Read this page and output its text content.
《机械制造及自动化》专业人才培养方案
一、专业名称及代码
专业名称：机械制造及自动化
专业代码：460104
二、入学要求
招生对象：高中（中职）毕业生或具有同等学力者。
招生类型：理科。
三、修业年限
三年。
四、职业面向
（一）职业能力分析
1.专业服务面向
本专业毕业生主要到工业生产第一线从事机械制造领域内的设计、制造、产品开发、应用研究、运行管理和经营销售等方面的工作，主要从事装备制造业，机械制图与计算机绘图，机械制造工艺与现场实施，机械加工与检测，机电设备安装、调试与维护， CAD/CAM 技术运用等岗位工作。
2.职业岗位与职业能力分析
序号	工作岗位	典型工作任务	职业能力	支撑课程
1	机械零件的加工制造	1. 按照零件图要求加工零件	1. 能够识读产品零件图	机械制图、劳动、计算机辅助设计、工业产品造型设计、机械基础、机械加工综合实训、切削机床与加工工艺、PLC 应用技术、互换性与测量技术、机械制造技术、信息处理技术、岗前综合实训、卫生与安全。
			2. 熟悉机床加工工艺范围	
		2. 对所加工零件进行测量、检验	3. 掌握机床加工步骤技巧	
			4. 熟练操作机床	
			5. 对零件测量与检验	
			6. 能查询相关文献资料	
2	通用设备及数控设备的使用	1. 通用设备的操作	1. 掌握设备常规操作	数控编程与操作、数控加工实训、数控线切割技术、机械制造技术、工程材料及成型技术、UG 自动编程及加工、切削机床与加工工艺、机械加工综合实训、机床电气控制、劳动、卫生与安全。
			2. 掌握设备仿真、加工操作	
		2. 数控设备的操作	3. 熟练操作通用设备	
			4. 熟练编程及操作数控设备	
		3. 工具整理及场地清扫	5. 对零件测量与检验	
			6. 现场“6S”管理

The problem →
Each line above is to be repeated exactly.

Written response →
Read this page and output its text content.
《机械制造及自动化》专业人才培养方案
一、专业名称及代码
专业名称：机械制造及自动化
专业代码：460104
二、入学要求
招生对象：高中（中职）毕业生或具有同等学力者。
招生类型：理科。
三、修业年限
三年。
四、职业面向
（一）职业能力分析
1.专业服务面向
本专业毕业生主要到工业生产第一线从事机械制造领域内的设计、制造、产品开发、应用研究、运行管理和经营销售等方面的工作，主要从事装备制造业，机械制图与计算机绘图，机械制造工艺与现场实施，机械加工与检测，机电设备安装、调试与维护， CAD/CAM 技术运用等岗位工作。
2.职业岗位与职业能力分析
序号	工作岗位	典型工作任务	职业能力	支撑课程
1	机械零件的加工制造	1. 按照零件图要求加工零件	1. 能够识读产品零件图	机械制图、劳动、计算机辅助设计、工业产品造型设计、机械基础、机械加工综合实训、切削机床与加工工艺、PLC 应用技术、互换性与测量技术、机械制造技术、信息处理技术、岗前综合实训、卫生与安全。
			2. 熟悉机床加工工艺范围	
		2. 对所加工零件进行测量、检验	3. 掌握机床加工步骤技巧	
			4. 熟练操作机床	
			5. 对零件测量与检验	
			6. 能查询相关文献资料	
2	通用设备及数控设备的使用	1. 通用设备的操作	1. 掌握设备常规操作	数控编程与操作、数控加工实训、数控线切割技术、机械制造技术、工程材料及成型技术、UG 自动编程及加工、切削机床与加工工艺、机械加工综合实训、机床电气控制、劳动、卫生与安全。
			2. 掌握设备仿真、加工操作	
		2. 数控设备的操作	3. 熟练操作通用设备	
			4. 熟练编程及操作数控设备	
		3. 工具整理及场地清扫	5. 对零件测量与检验	
			6. 现场“6S”管理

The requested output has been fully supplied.